Write out the listing below exactly, and omit any images you find in it.

* [Data shown]:
----------
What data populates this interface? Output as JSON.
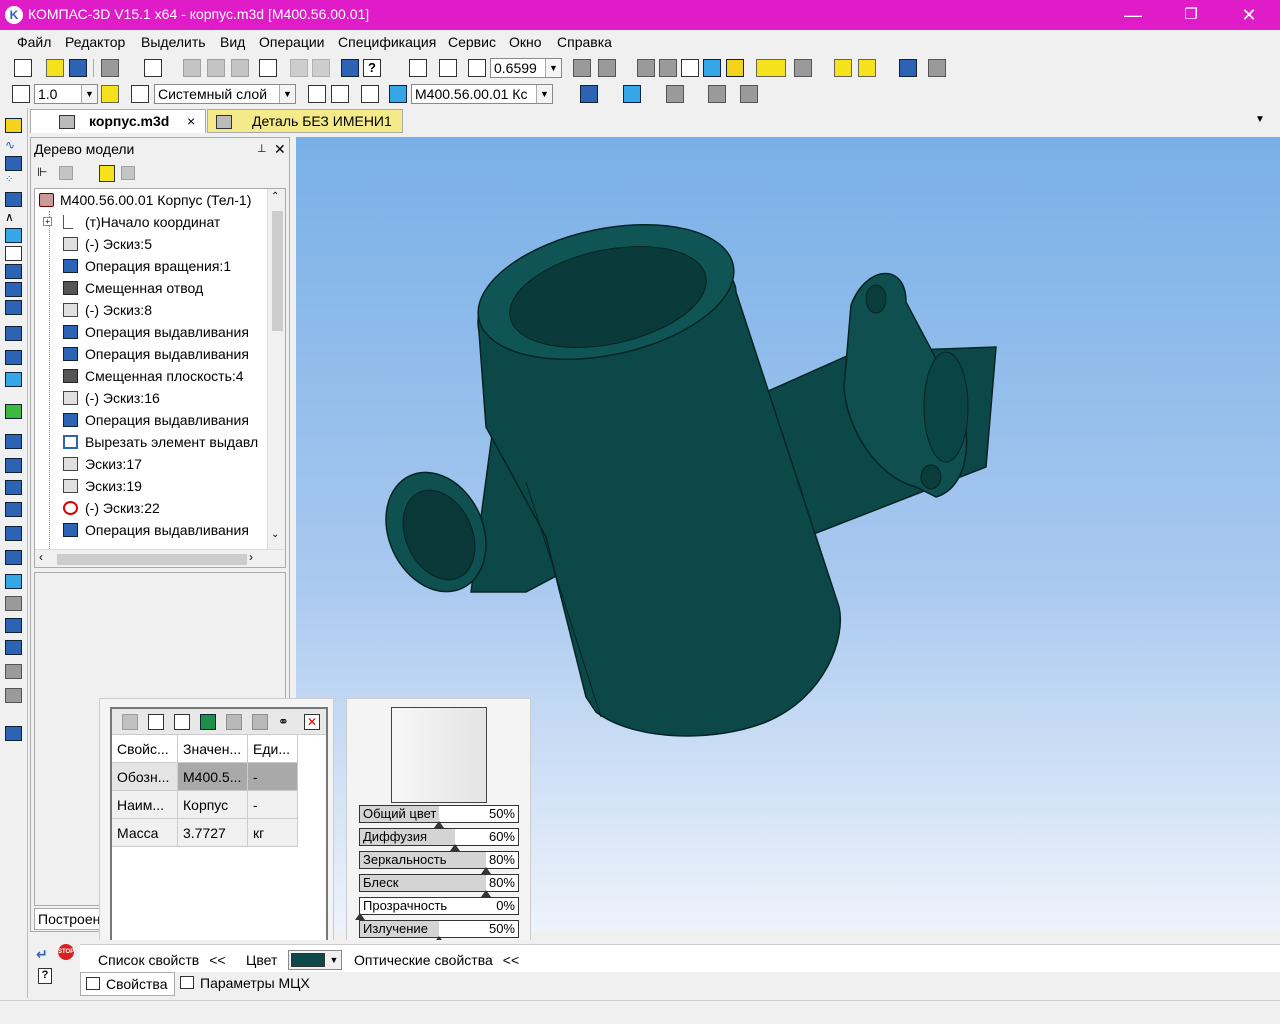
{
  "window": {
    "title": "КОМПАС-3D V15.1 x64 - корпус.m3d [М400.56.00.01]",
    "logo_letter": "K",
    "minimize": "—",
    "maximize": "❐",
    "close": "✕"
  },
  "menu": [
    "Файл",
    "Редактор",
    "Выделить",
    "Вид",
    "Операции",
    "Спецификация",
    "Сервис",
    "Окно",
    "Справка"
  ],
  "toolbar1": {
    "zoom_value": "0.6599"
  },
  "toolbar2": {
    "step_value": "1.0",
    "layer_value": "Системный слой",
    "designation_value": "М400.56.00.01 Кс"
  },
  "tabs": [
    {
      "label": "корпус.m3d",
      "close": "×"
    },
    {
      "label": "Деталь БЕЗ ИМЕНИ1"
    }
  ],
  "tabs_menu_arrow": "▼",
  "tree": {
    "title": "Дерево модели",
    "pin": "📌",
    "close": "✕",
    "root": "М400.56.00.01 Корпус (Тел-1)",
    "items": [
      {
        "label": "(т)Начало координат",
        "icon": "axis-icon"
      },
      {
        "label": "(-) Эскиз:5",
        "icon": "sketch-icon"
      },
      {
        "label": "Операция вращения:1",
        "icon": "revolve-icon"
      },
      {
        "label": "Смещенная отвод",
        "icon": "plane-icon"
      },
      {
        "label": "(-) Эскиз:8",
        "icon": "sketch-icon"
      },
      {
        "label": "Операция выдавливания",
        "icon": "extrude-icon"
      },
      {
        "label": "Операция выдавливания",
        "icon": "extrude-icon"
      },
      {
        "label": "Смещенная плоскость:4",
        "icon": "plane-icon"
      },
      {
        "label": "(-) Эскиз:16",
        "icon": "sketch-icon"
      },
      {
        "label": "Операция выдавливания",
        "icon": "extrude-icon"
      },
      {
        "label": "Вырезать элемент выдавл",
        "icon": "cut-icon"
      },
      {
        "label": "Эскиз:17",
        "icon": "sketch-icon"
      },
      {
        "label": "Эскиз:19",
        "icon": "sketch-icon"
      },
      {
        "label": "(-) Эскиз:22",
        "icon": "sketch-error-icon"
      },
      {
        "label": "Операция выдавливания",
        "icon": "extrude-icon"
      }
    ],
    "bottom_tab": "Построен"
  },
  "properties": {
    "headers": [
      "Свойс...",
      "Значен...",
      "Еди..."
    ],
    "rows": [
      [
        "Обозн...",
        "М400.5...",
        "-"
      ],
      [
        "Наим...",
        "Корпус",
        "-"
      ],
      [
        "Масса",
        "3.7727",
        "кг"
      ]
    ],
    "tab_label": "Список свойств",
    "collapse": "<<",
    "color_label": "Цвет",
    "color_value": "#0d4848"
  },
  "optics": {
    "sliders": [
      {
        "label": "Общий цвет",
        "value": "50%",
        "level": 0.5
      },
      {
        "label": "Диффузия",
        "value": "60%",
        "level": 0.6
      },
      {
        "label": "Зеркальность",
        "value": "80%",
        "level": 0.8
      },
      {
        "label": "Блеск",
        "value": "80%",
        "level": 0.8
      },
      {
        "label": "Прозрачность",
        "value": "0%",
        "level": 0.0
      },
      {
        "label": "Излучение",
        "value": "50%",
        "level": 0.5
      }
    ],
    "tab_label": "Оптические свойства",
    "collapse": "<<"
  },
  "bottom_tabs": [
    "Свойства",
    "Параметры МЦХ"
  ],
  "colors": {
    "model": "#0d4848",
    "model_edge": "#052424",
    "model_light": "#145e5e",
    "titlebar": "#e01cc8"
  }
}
----------
* [Answer to this problem]:
What data populates this interface? Output as JSON.
{
  "window": {
    "title": "КОМПАС-3D V15.1 x64 - корпус.m3d [М400.56.00.01]",
    "logo_letter": "K",
    "minimize": "—",
    "maximize": "❐",
    "close": "✕"
  },
  "menu": [
    "Файл",
    "Редактор",
    "Выделить",
    "Вид",
    "Операции",
    "Спецификация",
    "Сервис",
    "Окно",
    "Справка"
  ],
  "toolbar1": {
    "zoom_value": "0.6599"
  },
  "toolbar2": {
    "step_value": "1.0",
    "layer_value": "Системный слой",
    "designation_value": "М400.56.00.01 Кс"
  },
  "tabs": [
    {
      "label": "корпус.m3d",
      "close": "×"
    },
    {
      "label": "Деталь БЕЗ ИМЕНИ1"
    }
  ],
  "tabs_menu_arrow": "▼",
  "tree": {
    "title": "Дерево модели",
    "pin": "📌",
    "close": "✕",
    "root": "М400.56.00.01 Корпус (Тел-1)",
    "items": [
      {
        "label": "(т)Начало координат",
        "icon": "axis-icon"
      },
      {
        "label": "(-) Эскиз:5",
        "icon": "sketch-icon"
      },
      {
        "label": "Операция вращения:1",
        "icon": "revolve-icon"
      },
      {
        "label": "Смещенная отвод",
        "icon": "plane-icon"
      },
      {
        "label": "(-) Эскиз:8",
        "icon": "sketch-icon"
      },
      {
        "label": "Операция выдавливания",
        "icon": "extrude-icon"
      },
      {
        "label": "Операция выдавливания",
        "icon": "extrude-icon"
      },
      {
        "label": "Смещенная плоскость:4",
        "icon": "plane-icon"
      },
      {
        "label": "(-) Эскиз:16",
        "icon": "sketch-icon"
      },
      {
        "label": "Операция выдавливания",
        "icon": "extrude-icon"
      },
      {
        "label": "Вырезать элемент выдавл",
        "icon": "cut-icon"
      },
      {
        "label": "Эскиз:17",
        "icon": "sketch-icon"
      },
      {
        "label": "Эскиз:19",
        "icon": "sketch-icon"
      },
      {
        "label": "(-) Эскиз:22",
        "icon": "sketch-error-icon"
      },
      {
        "label": "Операция выдавливания",
        "icon": "extrude-icon"
      }
    ],
    "bottom_tab": "Построен"
  },
  "properties": {
    "headers": [
      "Свойс...",
      "Значен...",
      "Еди..."
    ],
    "rows": [
      [
        "Обозн...",
        "М400.5...",
        "-"
      ],
      [
        "Наим...",
        "Корпус",
        "-"
      ],
      [
        "Масса",
        "3.7727",
        "кг"
      ]
    ],
    "tab_label": "Список свойств",
    "collapse": "<<",
    "color_label": "Цвет",
    "color_value": "#0d4848"
  },
  "optics": {
    "sliders": [
      {
        "label": "Общий цвет",
        "value": "50%",
        "level": 0.5
      },
      {
        "label": "Диффузия",
        "value": "60%",
        "level": 0.6
      },
      {
        "label": "Зеркальность",
        "value": "80%",
        "level": 0.8
      },
      {
        "label": "Блеск",
        "value": "80%",
        "level": 0.8
      },
      {
        "label": "Прозрачность",
        "value": "0%",
        "level": 0.0
      },
      {
        "label": "Излучение",
        "value": "50%",
        "level": 0.5
      }
    ],
    "tab_label": "Оптические свойства",
    "collapse": "<<"
  },
  "bottom_tabs": [
    "Свойства",
    "Параметры МЦХ"
  ],
  "colors": {
    "model": "#0d4848",
    "model_edge": "#052424",
    "model_light": "#145e5e",
    "titlebar": "#e01cc8"
  }
}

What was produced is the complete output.